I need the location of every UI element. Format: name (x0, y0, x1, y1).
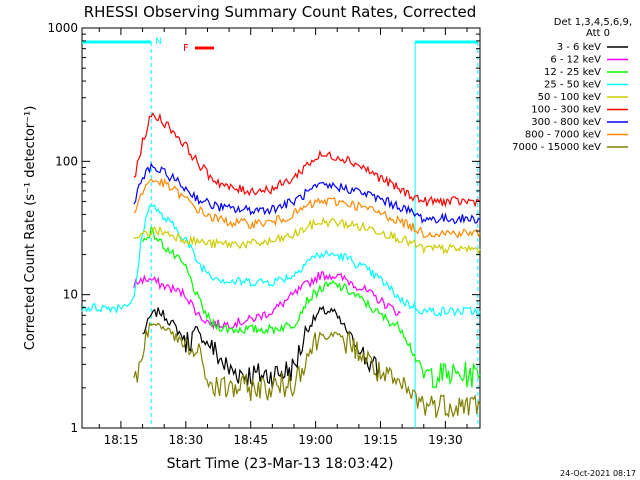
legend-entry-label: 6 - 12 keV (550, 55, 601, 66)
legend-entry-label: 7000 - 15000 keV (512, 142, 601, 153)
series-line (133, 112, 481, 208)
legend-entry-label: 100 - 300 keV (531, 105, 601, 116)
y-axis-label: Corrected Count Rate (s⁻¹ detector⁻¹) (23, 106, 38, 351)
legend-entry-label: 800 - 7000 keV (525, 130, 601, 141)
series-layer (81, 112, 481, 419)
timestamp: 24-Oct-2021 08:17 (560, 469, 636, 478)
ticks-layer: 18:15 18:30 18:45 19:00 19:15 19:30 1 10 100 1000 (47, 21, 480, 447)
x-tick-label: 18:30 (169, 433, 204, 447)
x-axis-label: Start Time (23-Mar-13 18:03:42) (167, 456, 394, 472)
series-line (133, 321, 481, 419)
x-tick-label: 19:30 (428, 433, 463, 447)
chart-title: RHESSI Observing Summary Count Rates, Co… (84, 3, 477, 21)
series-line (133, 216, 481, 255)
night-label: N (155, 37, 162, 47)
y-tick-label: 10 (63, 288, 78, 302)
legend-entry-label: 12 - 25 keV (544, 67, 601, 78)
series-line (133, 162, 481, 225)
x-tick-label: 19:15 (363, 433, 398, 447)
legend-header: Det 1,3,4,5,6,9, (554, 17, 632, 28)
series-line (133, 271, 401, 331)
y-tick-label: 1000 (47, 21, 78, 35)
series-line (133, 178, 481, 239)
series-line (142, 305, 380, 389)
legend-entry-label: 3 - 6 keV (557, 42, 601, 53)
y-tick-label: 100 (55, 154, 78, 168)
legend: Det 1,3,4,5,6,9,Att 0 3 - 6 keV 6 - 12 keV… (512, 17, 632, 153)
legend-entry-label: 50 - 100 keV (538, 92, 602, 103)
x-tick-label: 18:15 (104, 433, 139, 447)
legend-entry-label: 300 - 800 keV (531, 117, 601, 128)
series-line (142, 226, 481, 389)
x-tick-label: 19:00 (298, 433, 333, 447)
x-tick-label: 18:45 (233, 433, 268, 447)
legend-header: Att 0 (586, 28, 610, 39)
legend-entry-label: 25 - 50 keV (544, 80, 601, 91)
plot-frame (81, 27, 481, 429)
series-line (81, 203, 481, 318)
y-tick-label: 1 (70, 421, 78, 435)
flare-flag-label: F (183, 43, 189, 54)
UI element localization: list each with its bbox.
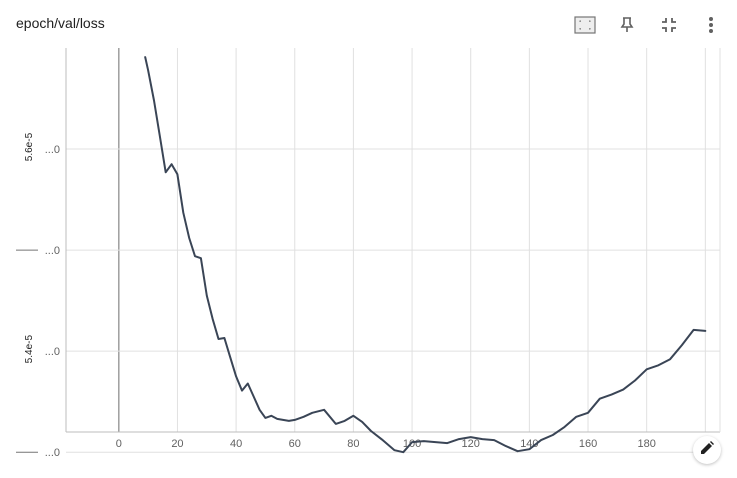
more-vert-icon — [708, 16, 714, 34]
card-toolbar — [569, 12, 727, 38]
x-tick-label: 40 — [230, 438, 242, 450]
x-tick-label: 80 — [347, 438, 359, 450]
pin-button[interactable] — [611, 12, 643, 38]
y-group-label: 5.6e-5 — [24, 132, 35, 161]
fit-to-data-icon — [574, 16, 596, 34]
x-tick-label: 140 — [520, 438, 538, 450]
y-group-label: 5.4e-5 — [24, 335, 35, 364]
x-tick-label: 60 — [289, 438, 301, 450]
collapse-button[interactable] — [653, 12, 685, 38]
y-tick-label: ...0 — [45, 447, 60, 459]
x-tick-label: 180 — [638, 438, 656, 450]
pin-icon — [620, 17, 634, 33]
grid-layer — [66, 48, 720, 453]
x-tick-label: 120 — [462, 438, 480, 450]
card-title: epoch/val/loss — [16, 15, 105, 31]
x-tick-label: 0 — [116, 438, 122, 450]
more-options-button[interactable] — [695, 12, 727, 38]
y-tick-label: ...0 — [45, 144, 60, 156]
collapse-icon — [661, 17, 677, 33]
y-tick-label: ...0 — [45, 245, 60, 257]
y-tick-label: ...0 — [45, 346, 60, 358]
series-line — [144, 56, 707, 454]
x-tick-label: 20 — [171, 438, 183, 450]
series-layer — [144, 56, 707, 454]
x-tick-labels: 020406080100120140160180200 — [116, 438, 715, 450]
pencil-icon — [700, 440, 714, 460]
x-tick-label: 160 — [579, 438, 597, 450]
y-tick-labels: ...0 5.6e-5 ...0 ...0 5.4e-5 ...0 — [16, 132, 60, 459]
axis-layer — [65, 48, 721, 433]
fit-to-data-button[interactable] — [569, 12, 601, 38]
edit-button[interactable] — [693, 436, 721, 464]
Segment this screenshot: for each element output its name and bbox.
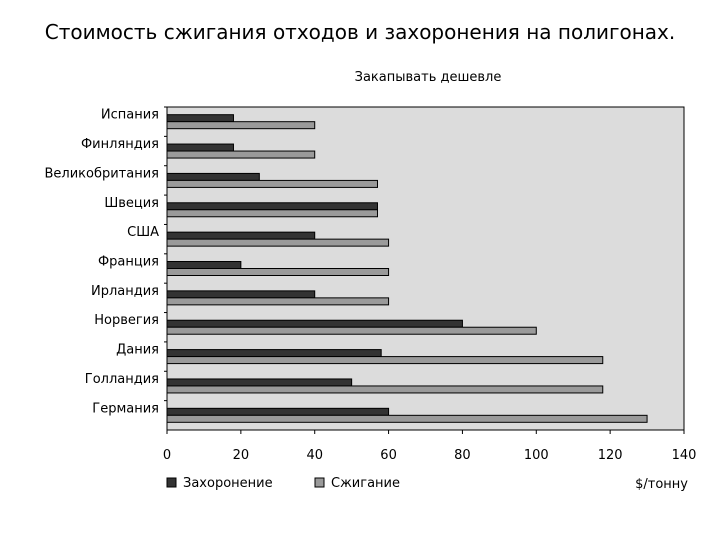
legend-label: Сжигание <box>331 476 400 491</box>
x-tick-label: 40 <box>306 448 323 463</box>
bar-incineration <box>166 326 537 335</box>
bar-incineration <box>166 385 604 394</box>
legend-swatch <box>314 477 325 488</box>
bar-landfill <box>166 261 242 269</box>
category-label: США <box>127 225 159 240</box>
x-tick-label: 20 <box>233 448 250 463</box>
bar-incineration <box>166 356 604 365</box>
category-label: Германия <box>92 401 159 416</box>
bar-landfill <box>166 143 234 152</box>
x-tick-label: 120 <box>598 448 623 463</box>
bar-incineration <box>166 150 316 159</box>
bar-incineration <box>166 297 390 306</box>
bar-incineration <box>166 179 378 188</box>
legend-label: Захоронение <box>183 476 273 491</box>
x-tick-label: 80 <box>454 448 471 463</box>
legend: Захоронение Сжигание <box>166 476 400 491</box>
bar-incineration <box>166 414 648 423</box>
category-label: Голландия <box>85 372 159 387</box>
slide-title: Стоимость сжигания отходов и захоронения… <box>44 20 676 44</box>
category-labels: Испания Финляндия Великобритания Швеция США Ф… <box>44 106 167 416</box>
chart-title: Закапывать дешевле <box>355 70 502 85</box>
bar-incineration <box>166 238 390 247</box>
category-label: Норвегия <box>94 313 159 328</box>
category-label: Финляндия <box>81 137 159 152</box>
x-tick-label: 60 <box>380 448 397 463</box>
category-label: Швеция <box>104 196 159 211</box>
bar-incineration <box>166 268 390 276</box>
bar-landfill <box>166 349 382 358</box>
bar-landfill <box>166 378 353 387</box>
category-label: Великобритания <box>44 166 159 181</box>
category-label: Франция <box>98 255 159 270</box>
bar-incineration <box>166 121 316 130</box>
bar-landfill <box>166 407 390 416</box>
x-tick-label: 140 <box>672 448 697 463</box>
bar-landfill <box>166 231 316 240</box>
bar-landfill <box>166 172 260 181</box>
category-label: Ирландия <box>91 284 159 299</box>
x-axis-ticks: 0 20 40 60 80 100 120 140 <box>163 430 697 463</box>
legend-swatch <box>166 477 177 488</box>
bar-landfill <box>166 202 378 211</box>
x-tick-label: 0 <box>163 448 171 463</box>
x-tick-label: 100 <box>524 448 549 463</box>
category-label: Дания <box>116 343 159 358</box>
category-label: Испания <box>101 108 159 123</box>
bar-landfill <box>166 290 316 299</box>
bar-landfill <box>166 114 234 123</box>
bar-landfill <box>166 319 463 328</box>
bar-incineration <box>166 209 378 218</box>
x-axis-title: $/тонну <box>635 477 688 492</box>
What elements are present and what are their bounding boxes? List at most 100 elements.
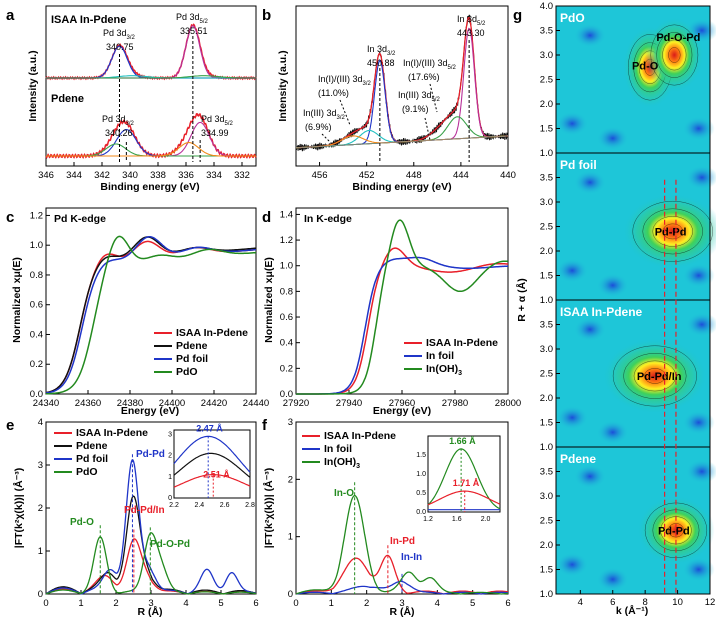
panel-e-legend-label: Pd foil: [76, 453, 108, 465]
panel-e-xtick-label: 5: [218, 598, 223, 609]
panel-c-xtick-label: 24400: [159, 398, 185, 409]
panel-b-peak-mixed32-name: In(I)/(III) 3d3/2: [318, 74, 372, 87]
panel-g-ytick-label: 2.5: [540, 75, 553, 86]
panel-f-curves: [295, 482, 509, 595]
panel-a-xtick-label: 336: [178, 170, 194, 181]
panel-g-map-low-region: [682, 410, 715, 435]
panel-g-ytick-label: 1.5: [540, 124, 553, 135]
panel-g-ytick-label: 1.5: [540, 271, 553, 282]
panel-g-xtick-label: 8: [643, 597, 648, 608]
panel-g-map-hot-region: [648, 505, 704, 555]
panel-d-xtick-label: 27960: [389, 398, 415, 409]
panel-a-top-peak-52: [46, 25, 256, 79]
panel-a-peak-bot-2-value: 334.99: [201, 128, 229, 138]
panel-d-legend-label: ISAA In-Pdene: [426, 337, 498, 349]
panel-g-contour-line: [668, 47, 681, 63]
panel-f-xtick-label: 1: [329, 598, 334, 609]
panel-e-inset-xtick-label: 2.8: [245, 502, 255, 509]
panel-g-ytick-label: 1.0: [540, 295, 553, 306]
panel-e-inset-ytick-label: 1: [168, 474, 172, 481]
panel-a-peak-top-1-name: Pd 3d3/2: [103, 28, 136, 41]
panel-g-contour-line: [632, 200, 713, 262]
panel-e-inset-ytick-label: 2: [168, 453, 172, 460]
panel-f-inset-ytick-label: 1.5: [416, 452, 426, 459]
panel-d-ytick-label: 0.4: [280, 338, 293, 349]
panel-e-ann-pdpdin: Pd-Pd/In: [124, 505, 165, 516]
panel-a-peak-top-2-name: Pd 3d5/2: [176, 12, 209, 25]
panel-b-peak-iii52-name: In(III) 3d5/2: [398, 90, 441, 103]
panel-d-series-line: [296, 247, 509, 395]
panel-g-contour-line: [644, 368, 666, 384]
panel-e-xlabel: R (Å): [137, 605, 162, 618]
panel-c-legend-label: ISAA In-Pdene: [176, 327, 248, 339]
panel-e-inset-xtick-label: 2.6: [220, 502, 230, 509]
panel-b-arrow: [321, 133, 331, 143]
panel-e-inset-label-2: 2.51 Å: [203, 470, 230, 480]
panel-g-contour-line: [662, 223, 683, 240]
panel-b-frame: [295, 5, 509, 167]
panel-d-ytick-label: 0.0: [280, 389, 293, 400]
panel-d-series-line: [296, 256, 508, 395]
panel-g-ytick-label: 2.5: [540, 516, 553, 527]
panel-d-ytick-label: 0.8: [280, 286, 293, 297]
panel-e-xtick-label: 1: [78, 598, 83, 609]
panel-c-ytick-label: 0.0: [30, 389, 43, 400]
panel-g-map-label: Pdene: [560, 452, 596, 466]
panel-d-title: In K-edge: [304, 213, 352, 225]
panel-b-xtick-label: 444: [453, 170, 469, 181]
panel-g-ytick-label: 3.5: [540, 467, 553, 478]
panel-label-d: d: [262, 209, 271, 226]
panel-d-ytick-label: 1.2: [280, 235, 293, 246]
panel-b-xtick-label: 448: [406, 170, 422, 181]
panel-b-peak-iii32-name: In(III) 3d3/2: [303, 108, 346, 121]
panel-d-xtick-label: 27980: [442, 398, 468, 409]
++++
■ Exercise description: Could you convert the rows from the line containing "legend-label: Сжигание <box>331" through the line containing "x-tick-label: 20 <box>233 448 250 463</box>", both included, into a numbered list with any blank lines dropped?

■ The response:
1. legend-label: Сжигание <box>331 476 400 491</box>
2. x-tick-label: 40 <box>306 448 323 463</box>
3. bar-incineration <box>166 326 537 335</box>
4. bar-incineration <box>166 385 604 394</box>
5. legend-swatch <box>314 477 325 488</box>
6. bar-landfill <box>166 261 242 269</box>
7. category-label: США <box>127 225 159 240</box>
8. x-tick-label: 20 <box>233 448 250 463</box>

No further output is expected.